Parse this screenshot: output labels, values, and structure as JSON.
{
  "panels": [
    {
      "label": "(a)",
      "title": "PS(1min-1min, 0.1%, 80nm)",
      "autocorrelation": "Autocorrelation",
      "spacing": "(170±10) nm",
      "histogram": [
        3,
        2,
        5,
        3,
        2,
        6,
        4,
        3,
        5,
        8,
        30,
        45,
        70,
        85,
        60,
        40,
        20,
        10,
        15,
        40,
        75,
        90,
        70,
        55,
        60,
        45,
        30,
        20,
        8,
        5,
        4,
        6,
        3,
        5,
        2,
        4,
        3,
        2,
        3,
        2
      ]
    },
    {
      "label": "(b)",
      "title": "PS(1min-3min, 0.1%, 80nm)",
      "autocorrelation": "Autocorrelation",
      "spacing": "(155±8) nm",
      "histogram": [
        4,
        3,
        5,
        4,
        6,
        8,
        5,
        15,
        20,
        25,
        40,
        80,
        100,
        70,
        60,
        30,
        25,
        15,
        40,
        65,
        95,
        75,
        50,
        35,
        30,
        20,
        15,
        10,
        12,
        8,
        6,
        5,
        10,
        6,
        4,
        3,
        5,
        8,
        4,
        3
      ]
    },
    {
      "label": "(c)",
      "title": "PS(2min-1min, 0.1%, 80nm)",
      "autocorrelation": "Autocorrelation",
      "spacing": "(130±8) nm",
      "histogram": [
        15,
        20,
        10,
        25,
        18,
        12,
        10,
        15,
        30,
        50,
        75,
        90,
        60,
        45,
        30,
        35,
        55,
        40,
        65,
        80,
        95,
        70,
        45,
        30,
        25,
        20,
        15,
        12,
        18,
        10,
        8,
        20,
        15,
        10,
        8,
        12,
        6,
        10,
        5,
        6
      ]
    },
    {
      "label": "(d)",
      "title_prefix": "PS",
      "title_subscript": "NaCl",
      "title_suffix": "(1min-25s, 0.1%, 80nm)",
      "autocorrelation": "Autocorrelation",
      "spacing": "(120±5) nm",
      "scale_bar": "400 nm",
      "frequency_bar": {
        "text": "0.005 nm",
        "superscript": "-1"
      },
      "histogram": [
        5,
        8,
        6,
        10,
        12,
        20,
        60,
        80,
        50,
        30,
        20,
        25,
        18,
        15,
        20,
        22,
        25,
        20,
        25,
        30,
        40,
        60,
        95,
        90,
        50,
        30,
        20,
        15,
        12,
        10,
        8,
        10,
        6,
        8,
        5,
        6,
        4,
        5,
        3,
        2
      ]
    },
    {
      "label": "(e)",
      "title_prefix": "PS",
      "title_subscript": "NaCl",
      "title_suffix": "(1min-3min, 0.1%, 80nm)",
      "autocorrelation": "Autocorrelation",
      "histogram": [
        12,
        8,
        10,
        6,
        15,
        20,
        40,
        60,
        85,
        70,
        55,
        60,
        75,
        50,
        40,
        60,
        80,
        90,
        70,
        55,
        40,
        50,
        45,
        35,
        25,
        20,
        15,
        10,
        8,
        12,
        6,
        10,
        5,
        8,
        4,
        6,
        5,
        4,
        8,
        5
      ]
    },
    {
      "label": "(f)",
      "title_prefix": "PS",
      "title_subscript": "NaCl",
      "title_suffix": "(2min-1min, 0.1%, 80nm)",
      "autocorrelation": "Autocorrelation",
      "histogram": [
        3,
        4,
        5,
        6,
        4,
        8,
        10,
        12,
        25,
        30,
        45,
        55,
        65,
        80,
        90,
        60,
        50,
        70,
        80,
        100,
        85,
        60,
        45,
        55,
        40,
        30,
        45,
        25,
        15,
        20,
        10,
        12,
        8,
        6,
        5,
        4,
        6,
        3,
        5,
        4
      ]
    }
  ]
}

────────────────────────────────────────

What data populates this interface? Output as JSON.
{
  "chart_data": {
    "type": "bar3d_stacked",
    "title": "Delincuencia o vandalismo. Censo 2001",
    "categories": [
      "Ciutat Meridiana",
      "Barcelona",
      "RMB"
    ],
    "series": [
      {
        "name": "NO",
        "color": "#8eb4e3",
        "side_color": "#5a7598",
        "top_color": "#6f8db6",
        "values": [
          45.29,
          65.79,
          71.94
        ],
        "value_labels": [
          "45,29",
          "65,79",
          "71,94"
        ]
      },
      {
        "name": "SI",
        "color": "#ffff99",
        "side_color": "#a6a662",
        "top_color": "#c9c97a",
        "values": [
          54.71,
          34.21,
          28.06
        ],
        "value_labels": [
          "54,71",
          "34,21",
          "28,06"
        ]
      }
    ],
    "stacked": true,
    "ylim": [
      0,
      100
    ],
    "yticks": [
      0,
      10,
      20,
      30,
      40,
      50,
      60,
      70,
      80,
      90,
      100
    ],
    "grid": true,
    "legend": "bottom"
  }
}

────────────────────────────────────────

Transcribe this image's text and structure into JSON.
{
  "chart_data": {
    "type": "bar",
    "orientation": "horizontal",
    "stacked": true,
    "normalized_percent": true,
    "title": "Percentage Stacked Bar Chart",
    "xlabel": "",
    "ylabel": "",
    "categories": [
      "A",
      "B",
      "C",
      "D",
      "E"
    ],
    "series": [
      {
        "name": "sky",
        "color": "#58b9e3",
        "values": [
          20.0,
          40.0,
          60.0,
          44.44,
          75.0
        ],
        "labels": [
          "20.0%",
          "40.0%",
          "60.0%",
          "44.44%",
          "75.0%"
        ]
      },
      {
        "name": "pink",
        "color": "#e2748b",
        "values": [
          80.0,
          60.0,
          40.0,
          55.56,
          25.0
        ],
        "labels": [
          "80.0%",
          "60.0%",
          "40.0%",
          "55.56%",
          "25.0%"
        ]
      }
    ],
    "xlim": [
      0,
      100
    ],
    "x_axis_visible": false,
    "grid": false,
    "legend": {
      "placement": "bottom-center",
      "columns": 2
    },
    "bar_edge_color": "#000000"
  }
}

────────────────────────────────────────

▶ [Challenge] All lines holding the word "spacing" should be picked out and copied.

▶ [Written solution]
      "spacing": "(170±10) nm",
      "spacing": "(155±8) nm",
      "spacing": "(130±8) nm",
      "spacing": "(120±5) nm",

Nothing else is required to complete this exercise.